**What you will do**.
Look through the records that follow. Copy every line containing the word "user".

Stored dataset items
----------------------------------------
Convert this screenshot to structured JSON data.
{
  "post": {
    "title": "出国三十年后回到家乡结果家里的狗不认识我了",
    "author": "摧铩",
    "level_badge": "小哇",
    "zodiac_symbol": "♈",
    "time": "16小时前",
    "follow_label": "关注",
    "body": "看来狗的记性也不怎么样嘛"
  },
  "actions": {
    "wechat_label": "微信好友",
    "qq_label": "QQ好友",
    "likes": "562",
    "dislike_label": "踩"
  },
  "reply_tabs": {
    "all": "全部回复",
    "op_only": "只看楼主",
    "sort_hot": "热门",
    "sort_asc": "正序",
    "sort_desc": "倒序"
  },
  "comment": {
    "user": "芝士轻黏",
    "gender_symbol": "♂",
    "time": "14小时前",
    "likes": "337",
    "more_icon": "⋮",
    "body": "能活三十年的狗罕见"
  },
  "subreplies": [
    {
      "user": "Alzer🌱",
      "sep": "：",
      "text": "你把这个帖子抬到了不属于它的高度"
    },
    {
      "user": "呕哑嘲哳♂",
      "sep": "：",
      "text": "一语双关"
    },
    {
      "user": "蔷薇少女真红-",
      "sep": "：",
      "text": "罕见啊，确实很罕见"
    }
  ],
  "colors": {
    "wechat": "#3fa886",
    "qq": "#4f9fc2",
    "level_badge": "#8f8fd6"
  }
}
----------------------------------------
**Written response**.
    "user": "芝士轻黏",
      "user": "Alzer🌱",
      "user": "呕哑嘲哳♂",
      "user": "蔷薇少女真红-",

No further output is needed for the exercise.